Dataset rows about figures

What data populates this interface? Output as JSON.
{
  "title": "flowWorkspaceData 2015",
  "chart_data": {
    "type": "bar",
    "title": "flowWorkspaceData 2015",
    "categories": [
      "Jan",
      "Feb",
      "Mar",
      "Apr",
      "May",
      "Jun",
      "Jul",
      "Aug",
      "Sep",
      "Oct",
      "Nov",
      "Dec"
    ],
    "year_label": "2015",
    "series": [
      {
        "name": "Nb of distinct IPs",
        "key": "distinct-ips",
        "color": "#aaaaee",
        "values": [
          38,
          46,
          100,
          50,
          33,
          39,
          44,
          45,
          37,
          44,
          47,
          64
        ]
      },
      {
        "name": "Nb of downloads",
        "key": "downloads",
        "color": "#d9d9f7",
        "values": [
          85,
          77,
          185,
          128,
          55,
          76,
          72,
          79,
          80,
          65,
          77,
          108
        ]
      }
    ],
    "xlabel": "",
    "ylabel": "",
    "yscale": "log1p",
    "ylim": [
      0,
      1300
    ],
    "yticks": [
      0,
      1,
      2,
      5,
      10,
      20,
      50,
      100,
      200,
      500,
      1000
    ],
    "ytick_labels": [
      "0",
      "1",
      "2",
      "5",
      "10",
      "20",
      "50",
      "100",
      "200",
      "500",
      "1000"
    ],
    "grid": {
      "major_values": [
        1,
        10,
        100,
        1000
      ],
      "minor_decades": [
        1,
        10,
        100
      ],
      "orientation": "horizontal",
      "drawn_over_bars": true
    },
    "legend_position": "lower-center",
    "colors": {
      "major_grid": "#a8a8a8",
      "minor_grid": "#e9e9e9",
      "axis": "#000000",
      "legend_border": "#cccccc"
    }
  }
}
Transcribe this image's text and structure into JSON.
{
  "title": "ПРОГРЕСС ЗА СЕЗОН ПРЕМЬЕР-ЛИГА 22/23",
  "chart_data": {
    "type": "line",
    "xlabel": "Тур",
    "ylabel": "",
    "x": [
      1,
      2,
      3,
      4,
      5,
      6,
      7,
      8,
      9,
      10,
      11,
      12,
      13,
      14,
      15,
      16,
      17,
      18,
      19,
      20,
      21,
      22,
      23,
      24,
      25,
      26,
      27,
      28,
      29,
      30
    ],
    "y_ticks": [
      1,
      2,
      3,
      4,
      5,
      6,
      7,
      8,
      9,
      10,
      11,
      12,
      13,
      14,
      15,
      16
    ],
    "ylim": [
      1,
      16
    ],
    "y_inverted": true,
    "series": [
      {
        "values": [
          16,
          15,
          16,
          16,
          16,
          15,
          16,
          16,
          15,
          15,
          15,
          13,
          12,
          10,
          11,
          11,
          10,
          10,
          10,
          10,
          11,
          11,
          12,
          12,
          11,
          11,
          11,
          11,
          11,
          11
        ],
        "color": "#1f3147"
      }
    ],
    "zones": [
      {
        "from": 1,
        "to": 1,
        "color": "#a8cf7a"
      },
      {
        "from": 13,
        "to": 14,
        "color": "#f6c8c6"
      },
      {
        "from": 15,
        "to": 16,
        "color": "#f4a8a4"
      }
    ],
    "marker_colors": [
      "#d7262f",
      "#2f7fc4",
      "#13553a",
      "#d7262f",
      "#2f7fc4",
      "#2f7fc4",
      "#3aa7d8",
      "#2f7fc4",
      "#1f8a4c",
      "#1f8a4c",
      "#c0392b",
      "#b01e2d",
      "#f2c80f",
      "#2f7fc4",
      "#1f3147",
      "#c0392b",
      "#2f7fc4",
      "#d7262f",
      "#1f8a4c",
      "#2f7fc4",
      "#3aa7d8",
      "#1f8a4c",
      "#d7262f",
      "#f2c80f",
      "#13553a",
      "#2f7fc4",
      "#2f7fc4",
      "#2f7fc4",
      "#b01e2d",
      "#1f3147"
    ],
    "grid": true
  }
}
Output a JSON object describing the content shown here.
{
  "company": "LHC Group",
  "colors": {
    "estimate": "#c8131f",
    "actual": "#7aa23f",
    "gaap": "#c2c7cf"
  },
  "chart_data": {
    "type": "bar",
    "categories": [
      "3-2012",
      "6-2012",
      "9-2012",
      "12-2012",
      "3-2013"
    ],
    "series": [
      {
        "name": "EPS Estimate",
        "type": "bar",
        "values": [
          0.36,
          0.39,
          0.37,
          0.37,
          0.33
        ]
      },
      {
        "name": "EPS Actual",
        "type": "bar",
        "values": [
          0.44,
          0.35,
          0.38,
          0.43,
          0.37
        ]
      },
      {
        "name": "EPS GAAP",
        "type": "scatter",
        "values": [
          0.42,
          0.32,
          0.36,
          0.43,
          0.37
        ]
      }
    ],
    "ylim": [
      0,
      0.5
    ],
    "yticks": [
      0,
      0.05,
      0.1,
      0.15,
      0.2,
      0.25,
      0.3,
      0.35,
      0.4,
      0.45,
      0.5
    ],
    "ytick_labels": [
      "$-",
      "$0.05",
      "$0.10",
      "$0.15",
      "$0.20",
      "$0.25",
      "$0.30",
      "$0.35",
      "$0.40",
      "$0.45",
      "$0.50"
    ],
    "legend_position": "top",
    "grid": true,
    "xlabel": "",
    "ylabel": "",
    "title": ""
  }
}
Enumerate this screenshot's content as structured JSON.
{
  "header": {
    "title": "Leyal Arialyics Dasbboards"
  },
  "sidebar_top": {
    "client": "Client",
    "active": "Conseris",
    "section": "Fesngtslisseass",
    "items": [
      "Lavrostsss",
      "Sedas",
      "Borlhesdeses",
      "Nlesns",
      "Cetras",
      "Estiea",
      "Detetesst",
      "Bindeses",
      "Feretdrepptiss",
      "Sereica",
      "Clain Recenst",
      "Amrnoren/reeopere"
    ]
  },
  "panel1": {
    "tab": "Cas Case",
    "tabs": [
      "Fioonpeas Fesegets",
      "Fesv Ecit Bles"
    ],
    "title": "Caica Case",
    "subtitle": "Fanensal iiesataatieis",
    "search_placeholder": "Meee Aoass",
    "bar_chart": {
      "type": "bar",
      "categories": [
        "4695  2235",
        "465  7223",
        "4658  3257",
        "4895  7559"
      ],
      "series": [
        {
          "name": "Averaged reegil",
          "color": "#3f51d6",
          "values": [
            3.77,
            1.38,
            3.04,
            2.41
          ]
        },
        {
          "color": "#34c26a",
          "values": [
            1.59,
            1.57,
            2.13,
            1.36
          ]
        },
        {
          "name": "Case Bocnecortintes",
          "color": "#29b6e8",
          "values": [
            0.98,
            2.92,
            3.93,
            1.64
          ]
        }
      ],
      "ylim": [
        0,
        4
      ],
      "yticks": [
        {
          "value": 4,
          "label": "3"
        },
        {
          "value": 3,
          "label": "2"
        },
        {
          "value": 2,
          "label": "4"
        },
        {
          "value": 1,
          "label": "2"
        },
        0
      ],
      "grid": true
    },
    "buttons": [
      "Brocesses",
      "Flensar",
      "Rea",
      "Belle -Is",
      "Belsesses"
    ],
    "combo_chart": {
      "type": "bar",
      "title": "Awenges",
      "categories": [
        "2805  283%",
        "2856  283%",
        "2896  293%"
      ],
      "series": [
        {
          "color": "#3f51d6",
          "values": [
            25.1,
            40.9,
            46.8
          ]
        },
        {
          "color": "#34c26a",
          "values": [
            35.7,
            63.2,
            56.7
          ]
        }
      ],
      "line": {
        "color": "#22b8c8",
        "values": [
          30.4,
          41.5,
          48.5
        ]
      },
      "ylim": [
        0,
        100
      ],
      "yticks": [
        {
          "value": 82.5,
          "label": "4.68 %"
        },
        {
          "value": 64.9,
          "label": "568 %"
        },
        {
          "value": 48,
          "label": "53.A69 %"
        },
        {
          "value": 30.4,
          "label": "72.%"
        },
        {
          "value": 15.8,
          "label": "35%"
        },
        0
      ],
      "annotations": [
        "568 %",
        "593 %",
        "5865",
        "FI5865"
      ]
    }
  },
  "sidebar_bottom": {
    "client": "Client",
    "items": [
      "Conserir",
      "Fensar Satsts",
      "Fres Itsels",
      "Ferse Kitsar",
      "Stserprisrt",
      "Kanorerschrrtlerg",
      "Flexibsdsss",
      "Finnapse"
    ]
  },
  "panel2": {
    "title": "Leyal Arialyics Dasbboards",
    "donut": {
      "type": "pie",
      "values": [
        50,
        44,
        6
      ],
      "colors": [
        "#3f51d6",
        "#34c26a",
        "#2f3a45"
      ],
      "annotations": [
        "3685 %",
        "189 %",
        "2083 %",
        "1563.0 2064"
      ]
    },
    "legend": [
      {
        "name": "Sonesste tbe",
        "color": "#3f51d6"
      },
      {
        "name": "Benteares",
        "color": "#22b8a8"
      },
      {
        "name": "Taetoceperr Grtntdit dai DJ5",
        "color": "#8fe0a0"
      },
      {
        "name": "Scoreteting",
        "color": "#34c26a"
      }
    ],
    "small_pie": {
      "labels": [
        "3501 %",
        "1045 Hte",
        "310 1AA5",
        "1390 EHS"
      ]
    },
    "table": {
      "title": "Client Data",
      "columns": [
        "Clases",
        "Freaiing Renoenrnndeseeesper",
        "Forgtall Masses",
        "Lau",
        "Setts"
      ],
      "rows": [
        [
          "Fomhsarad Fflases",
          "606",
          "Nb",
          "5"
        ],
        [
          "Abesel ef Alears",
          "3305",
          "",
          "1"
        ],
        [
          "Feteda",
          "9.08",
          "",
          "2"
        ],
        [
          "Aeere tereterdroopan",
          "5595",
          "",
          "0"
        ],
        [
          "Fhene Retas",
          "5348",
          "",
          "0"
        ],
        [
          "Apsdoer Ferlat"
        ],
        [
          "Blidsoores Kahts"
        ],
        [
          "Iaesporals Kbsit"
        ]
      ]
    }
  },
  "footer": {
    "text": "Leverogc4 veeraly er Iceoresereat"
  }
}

- _Problem description_
Keep only the lines that hold the string "Arialyics", and copy them out.

- _Reply_
    "title": "Leyal Arialyics Dasbboards"
    "title": "Leyal Arialyics Dasbboards",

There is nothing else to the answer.